● **What is being asked**
Copy out the entries exactly, from the first line to the last.
________________________
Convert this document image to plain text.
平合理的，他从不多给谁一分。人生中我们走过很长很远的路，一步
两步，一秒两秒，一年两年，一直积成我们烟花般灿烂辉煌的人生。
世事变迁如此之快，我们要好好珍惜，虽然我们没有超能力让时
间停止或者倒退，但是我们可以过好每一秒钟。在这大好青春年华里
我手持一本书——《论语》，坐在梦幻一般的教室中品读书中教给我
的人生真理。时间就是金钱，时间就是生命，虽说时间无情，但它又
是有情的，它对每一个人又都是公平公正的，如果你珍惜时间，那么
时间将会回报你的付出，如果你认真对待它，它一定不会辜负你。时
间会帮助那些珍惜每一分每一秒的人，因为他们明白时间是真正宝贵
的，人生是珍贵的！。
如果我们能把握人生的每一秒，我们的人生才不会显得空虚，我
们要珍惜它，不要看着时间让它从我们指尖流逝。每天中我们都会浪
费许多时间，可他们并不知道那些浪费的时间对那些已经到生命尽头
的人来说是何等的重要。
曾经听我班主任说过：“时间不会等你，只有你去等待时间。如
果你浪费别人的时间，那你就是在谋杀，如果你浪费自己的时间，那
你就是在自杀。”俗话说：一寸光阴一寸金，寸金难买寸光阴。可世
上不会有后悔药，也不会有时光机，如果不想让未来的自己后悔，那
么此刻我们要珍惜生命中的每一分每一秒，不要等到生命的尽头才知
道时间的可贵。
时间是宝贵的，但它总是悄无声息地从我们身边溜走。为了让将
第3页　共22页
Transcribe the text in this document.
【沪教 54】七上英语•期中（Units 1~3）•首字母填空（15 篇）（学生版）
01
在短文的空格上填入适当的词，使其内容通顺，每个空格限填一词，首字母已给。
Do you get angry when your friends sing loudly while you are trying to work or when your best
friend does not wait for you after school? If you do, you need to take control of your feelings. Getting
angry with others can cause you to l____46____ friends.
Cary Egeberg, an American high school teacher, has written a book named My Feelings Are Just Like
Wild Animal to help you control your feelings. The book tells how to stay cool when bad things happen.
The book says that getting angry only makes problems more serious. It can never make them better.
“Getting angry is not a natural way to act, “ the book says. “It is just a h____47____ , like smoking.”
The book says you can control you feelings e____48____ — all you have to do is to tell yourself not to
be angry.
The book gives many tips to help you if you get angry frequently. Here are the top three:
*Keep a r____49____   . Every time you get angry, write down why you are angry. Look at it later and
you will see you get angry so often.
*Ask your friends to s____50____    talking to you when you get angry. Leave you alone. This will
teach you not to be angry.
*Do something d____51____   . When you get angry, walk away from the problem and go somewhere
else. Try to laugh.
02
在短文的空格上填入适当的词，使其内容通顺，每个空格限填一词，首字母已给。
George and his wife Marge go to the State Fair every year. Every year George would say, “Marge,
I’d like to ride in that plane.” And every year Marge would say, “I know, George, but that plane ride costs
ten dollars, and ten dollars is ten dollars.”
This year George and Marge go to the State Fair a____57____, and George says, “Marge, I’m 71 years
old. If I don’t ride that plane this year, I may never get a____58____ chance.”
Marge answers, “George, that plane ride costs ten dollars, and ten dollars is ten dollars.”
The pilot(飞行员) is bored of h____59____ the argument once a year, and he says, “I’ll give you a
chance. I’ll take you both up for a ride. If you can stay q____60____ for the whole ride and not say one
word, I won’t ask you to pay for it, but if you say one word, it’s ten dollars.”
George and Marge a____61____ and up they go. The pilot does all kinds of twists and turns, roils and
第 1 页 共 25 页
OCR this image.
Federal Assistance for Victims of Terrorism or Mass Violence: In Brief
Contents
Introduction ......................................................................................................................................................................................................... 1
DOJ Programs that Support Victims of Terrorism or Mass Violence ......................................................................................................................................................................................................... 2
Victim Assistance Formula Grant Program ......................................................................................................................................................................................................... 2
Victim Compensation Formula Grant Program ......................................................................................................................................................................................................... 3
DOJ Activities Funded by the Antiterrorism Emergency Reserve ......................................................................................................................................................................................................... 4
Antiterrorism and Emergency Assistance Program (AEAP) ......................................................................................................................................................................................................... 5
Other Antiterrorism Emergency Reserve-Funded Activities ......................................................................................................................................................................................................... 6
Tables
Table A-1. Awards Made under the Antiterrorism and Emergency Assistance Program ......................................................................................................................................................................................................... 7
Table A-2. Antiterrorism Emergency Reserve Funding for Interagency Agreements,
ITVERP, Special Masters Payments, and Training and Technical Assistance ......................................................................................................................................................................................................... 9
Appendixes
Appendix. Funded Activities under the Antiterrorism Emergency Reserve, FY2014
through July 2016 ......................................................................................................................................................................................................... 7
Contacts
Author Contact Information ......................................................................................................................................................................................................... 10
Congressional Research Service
________________________
● **The solution**
Convert this document image to plain text.
平合理的，他从不多给谁一分。人生中我们走过很长很远的路，一步
两步，一秒两秒，一年两年，一直积成我们烟花般灿烂辉煌的人生。
世事变迁如此之快，我们要好好珍惜，虽然我们没有超能力让时
间停止或者倒退，但是我们可以过好每一秒钟。在这大好青春年华里
我手持一本书——《论语》，坐在梦幻一般的教室中品读书中教给我
的人生真理。时间就是金钱，时间就是生命，虽说时间无情，但它又
是有情的，它对每一个人又都是公平公正的，如果你珍惜时间，那么
时间将会回报你的付出，如果你认真对待它，它一定不会辜负你。时
间会帮助那些珍惜每一分每一秒的人，因为他们明白时间是真正宝贵
的，人生是珍贵的！。
如果我们能把握人生的每一秒，我们的人生才不会显得空虚，我
们要珍惜它，不要看着时间让它从我们指尖流逝。每天中我们都会浪
费许多时间，可他们并不知道那些浪费的时间对那些已经到生命尽头
的人来说是何等的重要。
曾经听我班主任说过：“时间不会等你，只有你去等待时间。如
果你浪费别人的时间，那你就是在谋杀，如果你浪费自己的时间，那
你就是在自杀。”俗话说：一寸光阴一寸金，寸金难买寸光阴。可世
上不会有后悔药，也不会有时光机，如果不想让未来的自己后悔，那
么此刻我们要珍惜生命中的每一分每一秒，不要等到生命的尽头才知
道时间的可贵。
时间是宝贵的，但它总是悄无声息地从我们身边溜走。为了让将
第3页　共22页
Transcribe the text in this document.
【沪教 54】七上英语•期中（Units 1~3）•首字母填空（15 篇）（学生版）
01
在短文的空格上填入适当的词，使其内容通顺，每个空格限填一词，首字母已给。
Do you get angry when your friends sing loudly while you are trying to work or when your best
friend does not wait for you after school? If you do, you need to take control of your feelings. Getting
angry with others can cause you to l____46____ friends.
Cary Egeberg, an American high school teacher, has written a book named My Feelings Are Just Like
Wild Animal to help you control your feelings. The book tells how to stay cool when bad things happen.
The book says that getting angry only makes problems more serious. It can never make them better.
“Getting angry is not a natural way to act, “ the book says. “It is just a h____47____ , like smoking.”
The book says you can control you feelings e____48____ — all you have to do is to tell yourself not to
be angry.
The book gives many tips to help you if you get angry frequently. Here are the top three:
*Keep a r____49____   . Every time you get angry, write down why you are angry. Look at it later and
you will see you get angry so often.
*Ask your friends to s____50____    talking to you when you get angry. Leave you alone. This will
teach you not to be angry.
*Do something d____51____   . When you get angry, walk away from the problem and go somewhere
else. Try to laugh.
02
在短文的空格上填入适当的词，使其内容通顺，每个空格限填一词，首字母已给。
George and his wife Marge go to the State Fair every year. Every year George would say, “Marge,
I’d like to ride in that plane.” And every year Marge would say, “I know, George, but that plane ride costs
ten dollars, and ten dollars is ten dollars.”
This year George and Marge go to the State Fair a____57____, and George says, “Marge, I’m 71 years
old. If I don’t ride that plane this year, I may never get a____58____ chance.”
Marge answers, “George, that plane ride costs ten dollars, and ten dollars is ten dollars.”
The pilot(飞行员) is bored of h____59____ the argument once a year, and he says, “I’ll give you a
chance. I’ll take you both up for a ride. If you can stay q____60____ for the whole ride and not say one
word, I won’t ask you to pay for it, but if you say one word, it’s ten dollars.”
George and Marge a____61____ and up they go. The pilot does all kinds of twists and turns, roils and
第 1 页 共 25 页
OCR this image.
Federal Assistance for Victims of Terrorism or Mass Violence: In Brief
Contents
Introduction ......................................................................................................................................................................................................... 1
DOJ Programs that Support Victims of Terrorism or Mass Violence ......................................................................................................................................................................................................... 2
Victim Assistance Formula Grant Program ......................................................................................................................................................................................................... 2
Victim Compensation Formula Grant Program ......................................................................................................................................................................................................... 3
DOJ Activities Funded by the Antiterrorism Emergency Reserve ......................................................................................................................................................................................................... 4
Antiterrorism and Emergency Assistance Program (AEAP) ......................................................................................................................................................................................................... 5
Other Antiterrorism Emergency Reserve-Funded Activities ......................................................................................................................................................................................................... 6
Tables
Table A-1. Awards Made under the Antiterrorism and Emergency Assistance Program ......................................................................................................................................................................................................... 7
Table A-2. Antiterrorism Emergency Reserve Funding for Interagency Agreements,
ITVERP, Special Masters Payments, and Training and Technical Assistance ......................................................................................................................................................................................................... 9
Appendixes
Appendix. Funded Activities under the Antiterrorism Emergency Reserve, FY2014
through July 2016 ......................................................................................................................................................................................................... 7
Contacts
Author Contact Information ......................................................................................................................................................................................................... 10
Congressional Research Service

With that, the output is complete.